SUPPLIED DATA.
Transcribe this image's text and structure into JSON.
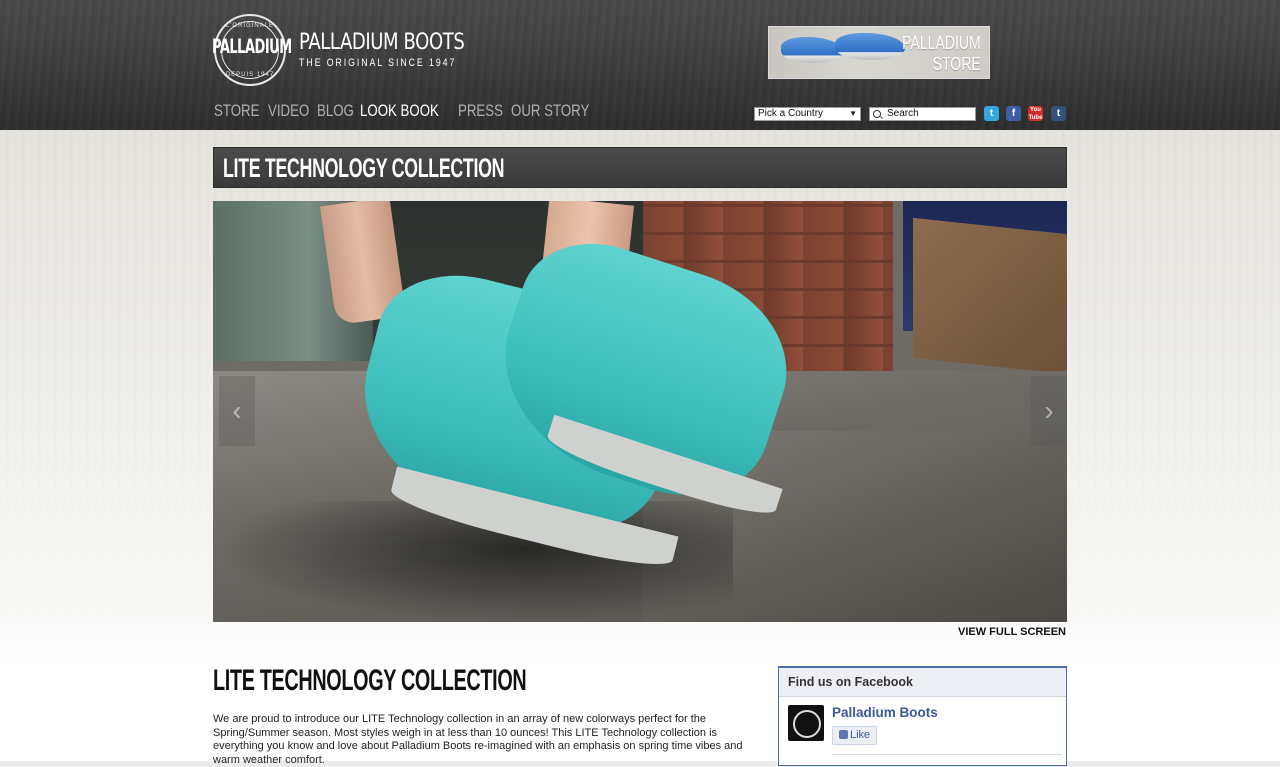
{
  "header": {
    "logo": {
      "word": "PALLADIUM",
      "arc_top": "L'ORIGINALE",
      "arc_bottom": "DEPUIS 1947"
    },
    "brand_name": "PALLADIUM BOOTS",
    "brand_tagline": "THE ORIGINAL SINCE 1947",
    "store_banner": "PALLADIUM\nSTORE",
    "nav": [
      {
        "label": "STORE",
        "active": false
      },
      {
        "label": "VIDEO",
        "active": false
      },
      {
        "label": "BLOG",
        "active": false
      },
      {
        "label": "LOOK BOOK",
        "active": true
      },
      {
        "label": "PRESS",
        "active": false
      },
      {
        "label": "OUR STORY",
        "active": false
      }
    ],
    "country_select": "Pick a Country",
    "search_placeholder": "Search",
    "social": {
      "twitter": "t",
      "facebook": "f",
      "youtube": "You Tube",
      "tumblr": "t"
    }
  },
  "collection": {
    "title_bar": "LITE TECHNOLOGY COLLECTION",
    "fullscreen_label": "VIEW FULL SCREEN",
    "prev_arrow": "‹",
    "next_arrow": "›"
  },
  "content": {
    "title": "LITE TECHNOLOGY COLLECTION",
    "body": "We are proud to introduce our LITE Technology collection in an array of new colorways perfect for the Spring/Summer season. Most styles weigh in at less than 10 ounces! This LITE Technology collection is everything you know and love about Palladium Boots re-imagined with an emphasis on spring time vibes and warm weather comfort."
  },
  "facebook": {
    "header": "Find us on Facebook",
    "page_name": "Palladium Boots",
    "like_label": "Like"
  },
  "colors": {
    "header_bg": "#3c3c3c",
    "nav_active": "#ffffff",
    "nav_inactive": "#b0b0b0",
    "facebook_blue": "#3b5998",
    "boot_teal": "#3ebfbc"
  }
}
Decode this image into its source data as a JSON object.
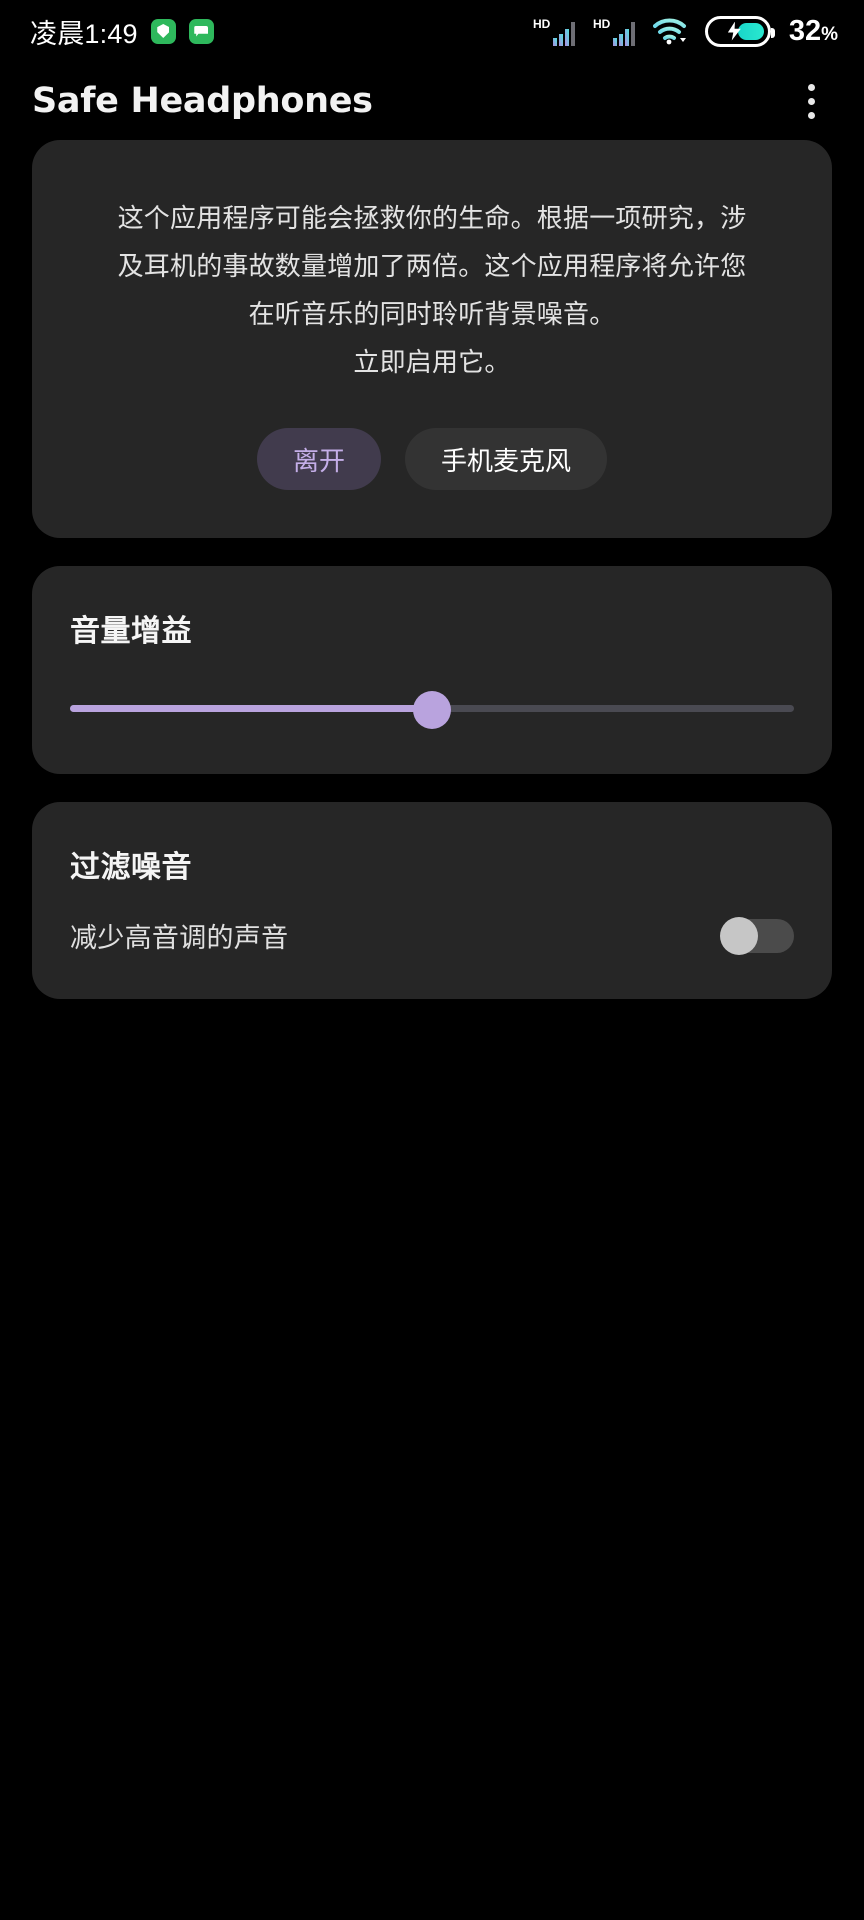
{
  "status_bar": {
    "clock": "凌晨1:49",
    "left_icons": [
      {
        "name": "security-app-icon",
        "glyph": "shield",
        "color": "#2eb85c"
      },
      {
        "name": "messages-app-icon",
        "glyph": "message",
        "color": "#2eb85c"
      }
    ],
    "signal_1_label": "HD",
    "signal_2_label": "HD",
    "wifi": "wifi-icon",
    "battery_percent": "32",
    "battery_percent_symbol": "%",
    "battery_charging": true
  },
  "app_bar": {
    "title": "Safe Headphones",
    "overflow_menu": "more-options"
  },
  "info_card": {
    "lines": [
      "这个应用程序可能会拯救你的生命。根据一项研究，涉",
      "及耳机的事故数量增加了两倍。这个应用程序将允许您",
      "在听音乐的同时聆听背景噪音。",
      "立即启用它。"
    ],
    "leave_button": "离开",
    "mic_button": "手机麦克风"
  },
  "volume_card": {
    "heading": "音量增益",
    "slider_value": 50,
    "slider_min": 0,
    "slider_max": 100,
    "active_color": "#b9a3de",
    "inactive_color": "#4a4a52"
  },
  "filter_card": {
    "heading": "过滤噪音",
    "subtitle": "减少高音调的声音",
    "switch_state": "off"
  },
  "theme": {
    "background": "#000000",
    "card": "#262626",
    "accent": "#b9a3de",
    "accent_soft": "#413b4d",
    "text_primary": "#f5f5f5",
    "text_secondary": "#e0e0e0"
  }
}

SHORT EXERCISE. Omit the pictures, and please restate word for word the lines running from the line with "Decode this image" to the end of the entries.

RESPONSE BELOW.
Decode this image into its source data as a JSON object.
{
  "status_bar": {
    "clock": "凌晨1:49",
    "left_icons": [
      {
        "name": "security-app-icon",
        "glyph": "shield",
        "color": "#2eb85c"
      },
      {
        "name": "messages-app-icon",
        "glyph": "message",
        "color": "#2eb85c"
      }
    ],
    "signal_1_label": "HD",
    "signal_2_label": "HD",
    "wifi": "wifi-icon",
    "battery_percent": "32",
    "battery_percent_symbol": "%",
    "battery_charging": true
  },
  "app_bar": {
    "title": "Safe Headphones",
    "overflow_menu": "more-options"
  },
  "info_card": {
    "lines": [
      "这个应用程序可能会拯救你的生命。根据一项研究，涉",
      "及耳机的事故数量增加了两倍。这个应用程序将允许您",
      "在听音乐的同时聆听背景噪音。",
      "立即启用它。"
    ],
    "leave_button": "离开",
    "mic_button": "手机麦克风"
  },
  "volume_card": {
    "heading": "音量增益",
    "slider_value": 50,
    "slider_min": 0,
    "slider_max": 100,
    "active_color": "#b9a3de",
    "inactive_color": "#4a4a52"
  },
  "filter_card": {
    "heading": "过滤噪音",
    "subtitle": "减少高音调的声音",
    "switch_state": "off"
  },
  "theme": {
    "background": "#000000",
    "card": "#262626",
    "accent": "#b9a3de",
    "accent_soft": "#413b4d",
    "text_primary": "#f5f5f5",
    "text_secondary": "#e0e0e0"
  }
}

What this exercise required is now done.